Check each line of the data below for the word "PBSZ", then extract the ones that have it.
── Listing
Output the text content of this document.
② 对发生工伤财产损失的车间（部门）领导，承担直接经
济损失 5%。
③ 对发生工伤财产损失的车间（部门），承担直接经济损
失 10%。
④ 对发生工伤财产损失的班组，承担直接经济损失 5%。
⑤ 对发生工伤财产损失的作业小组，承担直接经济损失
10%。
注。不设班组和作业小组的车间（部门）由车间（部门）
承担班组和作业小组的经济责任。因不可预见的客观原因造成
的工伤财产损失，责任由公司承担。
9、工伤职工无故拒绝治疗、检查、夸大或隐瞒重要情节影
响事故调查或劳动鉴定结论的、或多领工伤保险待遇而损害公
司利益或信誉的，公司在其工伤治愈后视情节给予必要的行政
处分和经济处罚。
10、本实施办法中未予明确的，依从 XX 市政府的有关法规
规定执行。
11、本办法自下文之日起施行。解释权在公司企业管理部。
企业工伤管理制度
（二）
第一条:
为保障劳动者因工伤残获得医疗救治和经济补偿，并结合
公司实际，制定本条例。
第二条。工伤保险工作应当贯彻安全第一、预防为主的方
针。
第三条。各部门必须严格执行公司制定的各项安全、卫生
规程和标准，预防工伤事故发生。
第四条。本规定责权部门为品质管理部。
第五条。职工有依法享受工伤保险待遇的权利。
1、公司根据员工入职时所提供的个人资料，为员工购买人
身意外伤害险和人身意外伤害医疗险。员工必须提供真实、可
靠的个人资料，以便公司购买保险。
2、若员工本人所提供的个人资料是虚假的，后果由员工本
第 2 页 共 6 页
────
── Listing
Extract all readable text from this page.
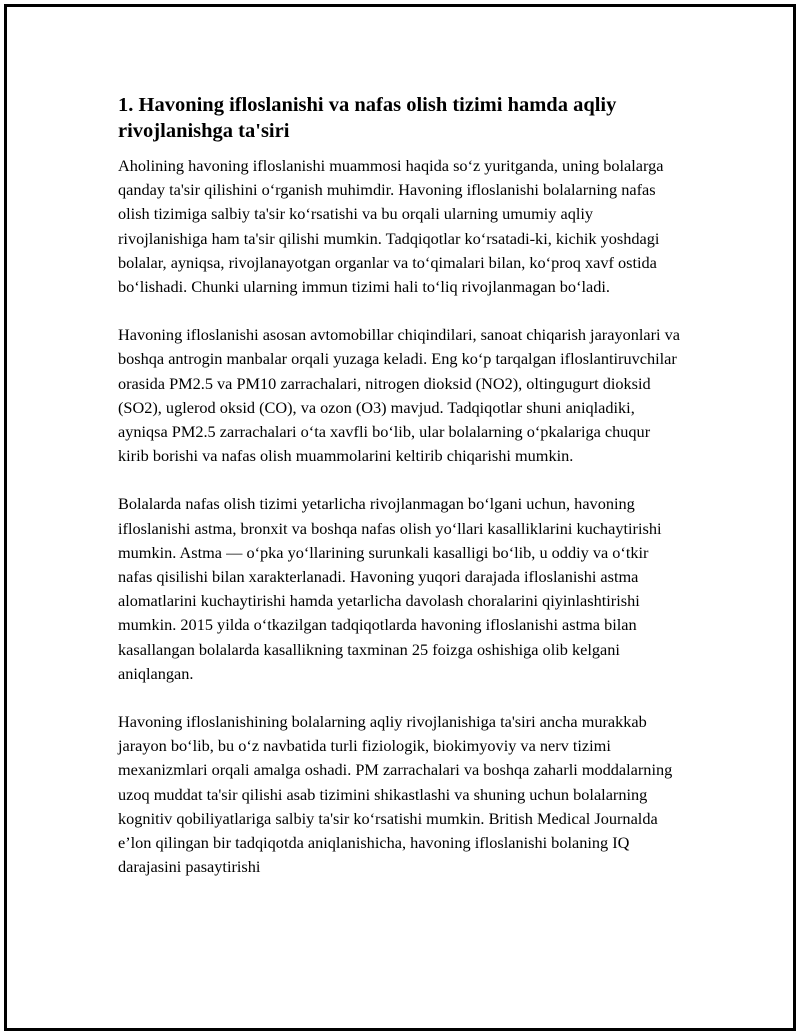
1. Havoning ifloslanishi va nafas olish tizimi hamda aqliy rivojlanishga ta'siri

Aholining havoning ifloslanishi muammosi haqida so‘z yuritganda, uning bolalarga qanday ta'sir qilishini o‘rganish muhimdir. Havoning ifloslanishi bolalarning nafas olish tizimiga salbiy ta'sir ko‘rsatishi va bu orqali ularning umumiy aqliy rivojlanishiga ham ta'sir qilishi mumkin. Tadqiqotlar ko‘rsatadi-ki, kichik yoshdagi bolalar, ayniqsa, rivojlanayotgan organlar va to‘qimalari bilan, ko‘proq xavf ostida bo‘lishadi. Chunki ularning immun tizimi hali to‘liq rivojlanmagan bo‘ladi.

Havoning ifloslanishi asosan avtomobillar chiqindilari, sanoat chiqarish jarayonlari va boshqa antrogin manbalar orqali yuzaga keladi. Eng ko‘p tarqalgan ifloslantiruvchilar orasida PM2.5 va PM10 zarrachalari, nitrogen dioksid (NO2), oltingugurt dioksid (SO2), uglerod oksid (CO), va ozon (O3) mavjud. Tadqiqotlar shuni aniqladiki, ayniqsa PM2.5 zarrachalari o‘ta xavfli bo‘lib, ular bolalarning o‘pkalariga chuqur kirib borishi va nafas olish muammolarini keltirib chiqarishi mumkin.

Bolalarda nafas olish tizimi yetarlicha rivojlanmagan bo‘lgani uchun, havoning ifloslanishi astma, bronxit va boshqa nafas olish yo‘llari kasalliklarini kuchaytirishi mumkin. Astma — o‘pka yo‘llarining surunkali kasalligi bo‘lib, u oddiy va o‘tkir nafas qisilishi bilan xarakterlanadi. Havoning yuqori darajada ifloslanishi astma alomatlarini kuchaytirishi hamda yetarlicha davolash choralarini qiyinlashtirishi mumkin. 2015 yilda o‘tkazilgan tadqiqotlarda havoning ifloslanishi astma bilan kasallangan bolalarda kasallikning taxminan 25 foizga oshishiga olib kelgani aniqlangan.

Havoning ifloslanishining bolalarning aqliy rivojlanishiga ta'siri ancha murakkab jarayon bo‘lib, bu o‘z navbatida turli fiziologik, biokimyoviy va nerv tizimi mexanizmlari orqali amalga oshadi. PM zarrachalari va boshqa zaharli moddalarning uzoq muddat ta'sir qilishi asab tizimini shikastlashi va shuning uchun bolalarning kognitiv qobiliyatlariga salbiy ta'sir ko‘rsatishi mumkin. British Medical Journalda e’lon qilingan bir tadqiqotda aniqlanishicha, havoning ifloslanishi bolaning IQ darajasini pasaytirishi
────
── Listing
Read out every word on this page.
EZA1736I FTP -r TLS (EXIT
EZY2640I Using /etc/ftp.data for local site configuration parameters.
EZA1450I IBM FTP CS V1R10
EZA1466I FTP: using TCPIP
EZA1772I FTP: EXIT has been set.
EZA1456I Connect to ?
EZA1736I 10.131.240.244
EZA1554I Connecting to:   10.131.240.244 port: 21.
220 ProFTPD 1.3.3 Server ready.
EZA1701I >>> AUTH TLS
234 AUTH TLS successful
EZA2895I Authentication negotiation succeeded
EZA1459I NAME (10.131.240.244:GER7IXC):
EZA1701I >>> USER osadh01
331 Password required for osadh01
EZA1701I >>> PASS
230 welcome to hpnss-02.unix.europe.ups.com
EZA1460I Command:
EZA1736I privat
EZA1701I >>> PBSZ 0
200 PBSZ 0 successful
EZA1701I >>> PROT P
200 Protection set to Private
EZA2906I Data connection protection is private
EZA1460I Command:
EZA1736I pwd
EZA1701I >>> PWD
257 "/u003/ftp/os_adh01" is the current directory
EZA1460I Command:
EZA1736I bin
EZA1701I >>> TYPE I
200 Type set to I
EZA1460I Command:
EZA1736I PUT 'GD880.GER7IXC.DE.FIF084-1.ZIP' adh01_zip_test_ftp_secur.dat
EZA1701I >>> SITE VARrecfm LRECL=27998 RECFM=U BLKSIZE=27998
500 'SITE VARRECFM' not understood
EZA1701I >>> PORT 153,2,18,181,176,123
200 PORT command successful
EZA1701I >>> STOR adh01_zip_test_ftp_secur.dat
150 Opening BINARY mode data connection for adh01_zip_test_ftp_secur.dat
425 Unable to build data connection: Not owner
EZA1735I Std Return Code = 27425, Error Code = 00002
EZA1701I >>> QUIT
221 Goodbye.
────
# Solution for this problem
EZA1701I >>> PBSZ 0
200 PBSZ 0 successful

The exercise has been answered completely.